- WRITTEN REQUEST -
Every record below should be written out exactly; pictures stay out.

════════

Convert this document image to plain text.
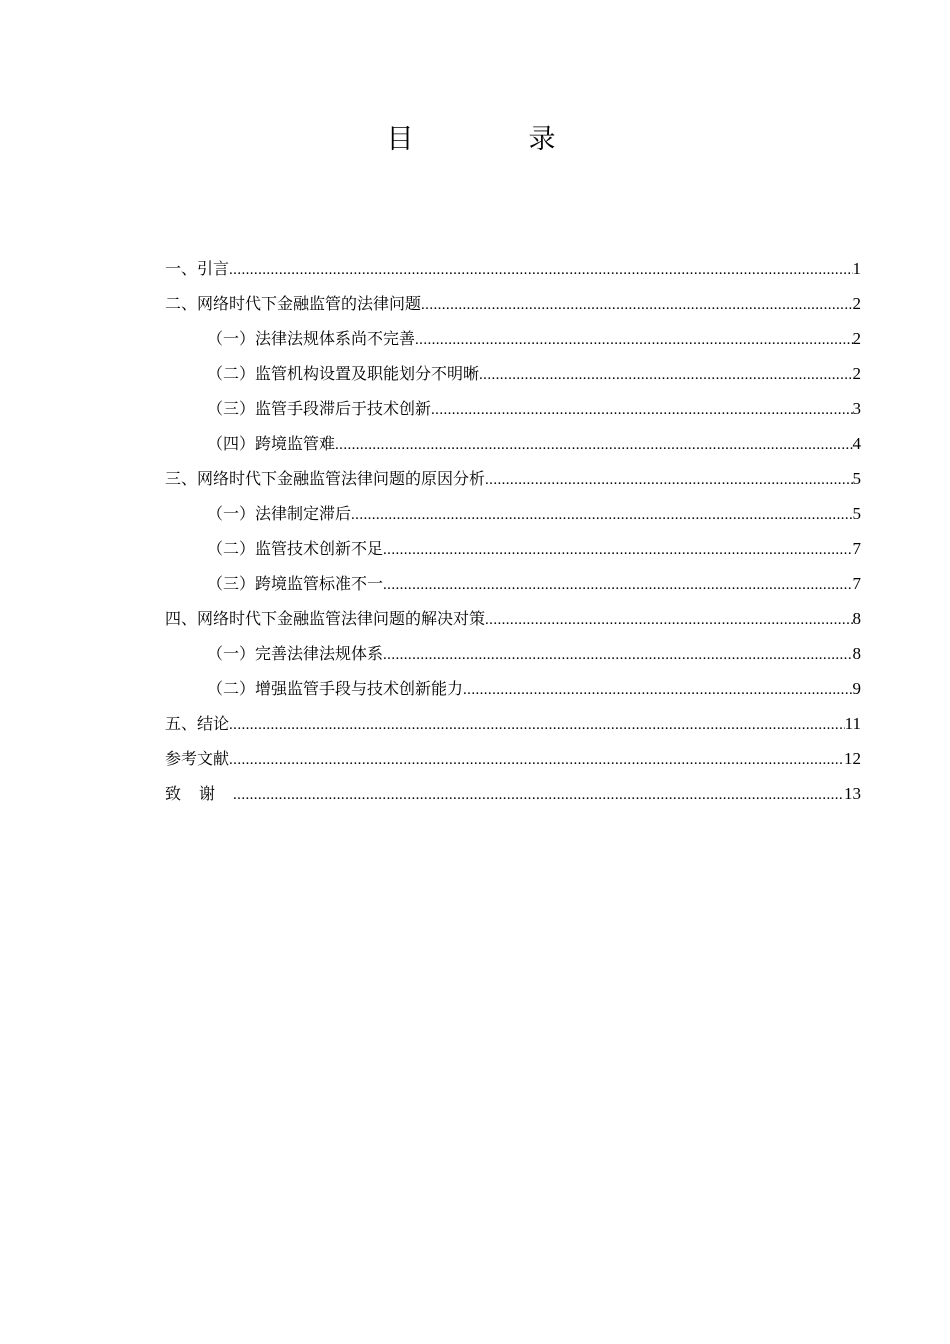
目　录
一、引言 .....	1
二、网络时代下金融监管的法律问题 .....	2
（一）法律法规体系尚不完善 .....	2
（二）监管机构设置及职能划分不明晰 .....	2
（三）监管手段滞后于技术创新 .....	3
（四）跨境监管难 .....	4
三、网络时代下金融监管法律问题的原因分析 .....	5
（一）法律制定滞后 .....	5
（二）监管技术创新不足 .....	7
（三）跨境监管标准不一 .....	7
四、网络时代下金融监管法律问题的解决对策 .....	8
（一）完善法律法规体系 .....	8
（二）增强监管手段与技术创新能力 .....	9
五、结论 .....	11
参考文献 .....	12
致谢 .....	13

════════

- RESULT OF THE TASK -
Convert this document image to plain text.
目　录
一、引言 .....	1
二、网络时代下金融监管的法律问题 .....	2
（一）法律法规体系尚不完善 .....	2
（二）监管机构设置及职能划分不明晰 .....	2
（三）监管手段滞后于技术创新 .....	3
（四）跨境监管难 .....	4
三、网络时代下金融监管法律问题的原因分析 .....	5
（一）法律制定滞后 .....	5
（二）监管技术创新不足 .....	7
（三）跨境监管标准不一 .....	7
四、网络时代下金融监管法律问题的解决对策 .....	8
（一）完善法律法规体系 .....	8
（二）增强监管手段与技术创新能力 .....	9
五、结论 .....	11
参考文献 .....	12
致谢 .....	13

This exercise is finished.